# [ENTRIES PROVIDED]
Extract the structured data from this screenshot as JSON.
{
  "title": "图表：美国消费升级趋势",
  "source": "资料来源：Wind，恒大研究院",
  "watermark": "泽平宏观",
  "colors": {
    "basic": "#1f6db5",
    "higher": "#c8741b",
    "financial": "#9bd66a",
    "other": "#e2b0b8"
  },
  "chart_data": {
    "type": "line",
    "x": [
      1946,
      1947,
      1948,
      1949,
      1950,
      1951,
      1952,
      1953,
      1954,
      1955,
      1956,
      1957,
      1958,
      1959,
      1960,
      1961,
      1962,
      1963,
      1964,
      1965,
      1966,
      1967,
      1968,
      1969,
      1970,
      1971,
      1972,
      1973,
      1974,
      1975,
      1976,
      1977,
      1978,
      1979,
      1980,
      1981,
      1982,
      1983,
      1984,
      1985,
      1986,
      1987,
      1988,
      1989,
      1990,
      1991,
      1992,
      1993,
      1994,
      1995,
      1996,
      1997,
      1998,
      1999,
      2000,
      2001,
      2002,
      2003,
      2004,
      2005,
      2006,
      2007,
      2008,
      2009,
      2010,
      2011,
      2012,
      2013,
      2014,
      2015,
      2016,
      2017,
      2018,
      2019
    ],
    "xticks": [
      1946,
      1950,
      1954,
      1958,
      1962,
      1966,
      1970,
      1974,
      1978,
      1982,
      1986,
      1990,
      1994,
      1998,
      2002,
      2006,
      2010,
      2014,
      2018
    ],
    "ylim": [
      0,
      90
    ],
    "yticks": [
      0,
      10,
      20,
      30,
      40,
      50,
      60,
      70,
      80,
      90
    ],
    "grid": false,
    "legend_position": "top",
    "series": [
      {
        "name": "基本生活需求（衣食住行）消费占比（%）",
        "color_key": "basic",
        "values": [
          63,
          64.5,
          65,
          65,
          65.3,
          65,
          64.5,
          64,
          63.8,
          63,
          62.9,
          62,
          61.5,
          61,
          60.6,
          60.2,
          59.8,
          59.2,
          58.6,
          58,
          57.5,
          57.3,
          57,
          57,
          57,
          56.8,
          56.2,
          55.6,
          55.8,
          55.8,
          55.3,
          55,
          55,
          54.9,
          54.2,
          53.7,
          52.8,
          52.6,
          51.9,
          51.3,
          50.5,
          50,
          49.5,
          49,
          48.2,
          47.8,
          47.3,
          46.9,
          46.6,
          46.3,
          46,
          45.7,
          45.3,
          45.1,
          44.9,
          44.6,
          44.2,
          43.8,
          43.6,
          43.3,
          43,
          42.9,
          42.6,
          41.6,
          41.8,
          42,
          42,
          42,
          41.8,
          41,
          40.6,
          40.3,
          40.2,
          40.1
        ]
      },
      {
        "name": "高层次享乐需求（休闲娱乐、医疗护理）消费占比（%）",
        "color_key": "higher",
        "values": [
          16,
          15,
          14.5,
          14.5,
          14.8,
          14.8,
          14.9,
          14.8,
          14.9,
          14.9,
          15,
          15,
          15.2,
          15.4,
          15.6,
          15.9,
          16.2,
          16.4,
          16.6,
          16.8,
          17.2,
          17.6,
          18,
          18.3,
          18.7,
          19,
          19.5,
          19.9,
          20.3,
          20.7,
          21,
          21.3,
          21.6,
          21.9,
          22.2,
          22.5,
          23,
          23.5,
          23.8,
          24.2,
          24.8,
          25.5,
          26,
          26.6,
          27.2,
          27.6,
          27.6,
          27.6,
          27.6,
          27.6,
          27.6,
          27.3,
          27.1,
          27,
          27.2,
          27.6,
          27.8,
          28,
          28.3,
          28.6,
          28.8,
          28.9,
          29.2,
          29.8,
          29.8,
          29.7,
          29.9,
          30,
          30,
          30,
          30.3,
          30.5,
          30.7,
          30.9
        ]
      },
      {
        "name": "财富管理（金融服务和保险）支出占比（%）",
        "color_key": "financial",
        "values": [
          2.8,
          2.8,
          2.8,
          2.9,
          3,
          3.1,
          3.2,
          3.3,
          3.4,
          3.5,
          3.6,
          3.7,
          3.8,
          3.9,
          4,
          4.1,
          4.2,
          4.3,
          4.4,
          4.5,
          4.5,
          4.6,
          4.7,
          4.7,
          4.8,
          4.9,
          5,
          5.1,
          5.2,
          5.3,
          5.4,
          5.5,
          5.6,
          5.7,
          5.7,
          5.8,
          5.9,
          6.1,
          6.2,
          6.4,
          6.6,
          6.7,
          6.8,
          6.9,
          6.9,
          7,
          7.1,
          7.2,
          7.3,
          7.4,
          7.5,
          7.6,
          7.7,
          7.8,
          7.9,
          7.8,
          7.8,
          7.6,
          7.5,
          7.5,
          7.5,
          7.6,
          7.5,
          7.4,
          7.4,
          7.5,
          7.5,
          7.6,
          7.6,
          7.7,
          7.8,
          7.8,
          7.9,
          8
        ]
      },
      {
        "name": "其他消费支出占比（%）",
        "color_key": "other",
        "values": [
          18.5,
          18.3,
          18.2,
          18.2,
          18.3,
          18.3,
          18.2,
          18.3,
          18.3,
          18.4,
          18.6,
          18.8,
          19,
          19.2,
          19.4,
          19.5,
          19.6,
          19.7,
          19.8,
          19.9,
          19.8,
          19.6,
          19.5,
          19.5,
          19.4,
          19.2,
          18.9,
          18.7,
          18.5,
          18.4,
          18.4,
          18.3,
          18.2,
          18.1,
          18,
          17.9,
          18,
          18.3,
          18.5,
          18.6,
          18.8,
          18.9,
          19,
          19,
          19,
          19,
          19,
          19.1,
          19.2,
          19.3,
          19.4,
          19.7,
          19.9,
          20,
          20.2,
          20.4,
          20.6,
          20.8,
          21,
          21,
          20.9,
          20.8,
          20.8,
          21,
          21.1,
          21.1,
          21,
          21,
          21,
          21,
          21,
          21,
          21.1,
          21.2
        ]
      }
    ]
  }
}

# [WHAT TO DO]
Give back all the records exactly as they stand.

# [RESULT OF THE TASK]
Extract the structured data from this screenshot as JSON.
{
  "title": "图表：美国消费升级趋势",
  "source": "资料来源：Wind，恒大研究院",
  "watermark": "泽平宏观",
  "colors": {
    "basic": "#1f6db5",
    "higher": "#c8741b",
    "financial": "#9bd66a",
    "other": "#e2b0b8"
  },
  "chart_data": {
    "type": "line",
    "x": [
      1946,
      1947,
      1948,
      1949,
      1950,
      1951,
      1952,
      1953,
      1954,
      1955,
      1956,
      1957,
      1958,
      1959,
      1960,
      1961,
      1962,
      1963,
      1964,
      1965,
      1966,
      1967,
      1968,
      1969,
      1970,
      1971,
      1972,
      1973,
      1974,
      1975,
      1976,
      1977,
      1978,
      1979,
      1980,
      1981,
      1982,
      1983,
      1984,
      1985,
      1986,
      1987,
      1988,
      1989,
      1990,
      1991,
      1992,
      1993,
      1994,
      1995,
      1996,
      1997,
      1998,
      1999,
      2000,
      2001,
      2002,
      2003,
      2004,
      2005,
      2006,
      2007,
      2008,
      2009,
      2010,
      2011,
      2012,
      2013,
      2014,
      2015,
      2016,
      2017,
      2018,
      2019
    ],
    "xticks": [
      1946,
      1950,
      1954,
      1958,
      1962,
      1966,
      1970,
      1974,
      1978,
      1982,
      1986,
      1990,
      1994,
      1998,
      2002,
      2006,
      2010,
      2014,
      2018
    ],
    "ylim": [
      0,
      90
    ],
    "yticks": [
      0,
      10,
      20,
      30,
      40,
      50,
      60,
      70,
      80,
      90
    ],
    "grid": false,
    "legend_position": "top",
    "series": [
      {
        "name": "基本生活需求（衣食住行）消费占比（%）",
        "color_key": "basic",
        "values": [
          63,
          64.5,
          65,
          65,
          65.3,
          65,
          64.5,
          64,
          63.8,
          63,
          62.9,
          62,
          61.5,
          61,
          60.6,
          60.2,
          59.8,
          59.2,
          58.6,
          58,
          57.5,
          57.3,
          57,
          57,
          57,
          56.8,
          56.2,
          55.6,
          55.8,
          55.8,
          55.3,
          55,
          55,
          54.9,
          54.2,
          53.7,
          52.8,
          52.6,
          51.9,
          51.3,
          50.5,
          50,
          49.5,
          49,
          48.2,
          47.8,
          47.3,
          46.9,
          46.6,
          46.3,
          46,
          45.7,
          45.3,
          45.1,
          44.9,
          44.6,
          44.2,
          43.8,
          43.6,
          43.3,
          43,
          42.9,
          42.6,
          41.6,
          41.8,
          42,
          42,
          42,
          41.8,
          41,
          40.6,
          40.3,
          40.2,
          40.1
        ]
      },
      {
        "name": "高层次享乐需求（休闲娱乐、医疗护理）消费占比（%）",
        "color_key": "higher",
        "values": [
          16,
          15,
          14.5,
          14.5,
          14.8,
          14.8,
          14.9,
          14.8,
          14.9,
          14.9,
          15,
          15,
          15.2,
          15.4,
          15.6,
          15.9,
          16.2,
          16.4,
          16.6,
          16.8,
          17.2,
          17.6,
          18,
          18.3,
          18.7,
          19,
          19.5,
          19.9,
          20.3,
          20.7,
          21,
          21.3,
          21.6,
          21.9,
          22.2,
          22.5,
          23,
          23.5,
          23.8,
          24.2,
          24.8,
          25.5,
          26,
          26.6,
          27.2,
          27.6,
          27.6,
          27.6,
          27.6,
          27.6,
          27.6,
          27.3,
          27.1,
          27,
          27.2,
          27.6,
          27.8,
          28,
          28.3,
          28.6,
          28.8,
          28.9,
          29.2,
          29.8,
          29.8,
          29.7,
          29.9,
          30,
          30,
          30,
          30.3,
          30.5,
          30.7,
          30.9
        ]
      },
      {
        "name": "财富管理（金融服务和保险）支出占比（%）",
        "color_key": "financial",
        "values": [
          2.8,
          2.8,
          2.8,
          2.9,
          3,
          3.1,
          3.2,
          3.3,
          3.4,
          3.5,
          3.6,
          3.7,
          3.8,
          3.9,
          4,
          4.1,
          4.2,
          4.3,
          4.4,
          4.5,
          4.5,
          4.6,
          4.7,
          4.7,
          4.8,
          4.9,
          5,
          5.1,
          5.2,
          5.3,
          5.4,
          5.5,
          5.6,
          5.7,
          5.7,
          5.8,
          5.9,
          6.1,
          6.2,
          6.4,
          6.6,
          6.7,
          6.8,
          6.9,
          6.9,
          7,
          7.1,
          7.2,
          7.3,
          7.4,
          7.5,
          7.6,
          7.7,
          7.8,
          7.9,
          7.8,
          7.8,
          7.6,
          7.5,
          7.5,
          7.5,
          7.6,
          7.5,
          7.4,
          7.4,
          7.5,
          7.5,
          7.6,
          7.6,
          7.7,
          7.8,
          7.8,
          7.9,
          8
        ]
      },
      {
        "name": "其他消费支出占比（%）",
        "color_key": "other",
        "values": [
          18.5,
          18.3,
          18.2,
          18.2,
          18.3,
          18.3,
          18.2,
          18.3,
          18.3,
          18.4,
          18.6,
          18.8,
          19,
          19.2,
          19.4,
          19.5,
          19.6,
          19.7,
          19.8,
          19.9,
          19.8,
          19.6,
          19.5,
          19.5,
          19.4,
          19.2,
          18.9,
          18.7,
          18.5,
          18.4,
          18.4,
          18.3,
          18.2,
          18.1,
          18,
          17.9,
          18,
          18.3,
          18.5,
          18.6,
          18.8,
          18.9,
          19,
          19,
          19,
          19,
          19,
          19.1,
          19.2,
          19.3,
          19.4,
          19.7,
          19.9,
          20,
          20.2,
          20.4,
          20.6,
          20.8,
          21,
          21,
          20.9,
          20.8,
          20.8,
          21,
          21.1,
          21.1,
          21,
          21,
          21,
          21,
          21,
          21,
          21.1,
          21.2
        ]
      }
    ]
  }
}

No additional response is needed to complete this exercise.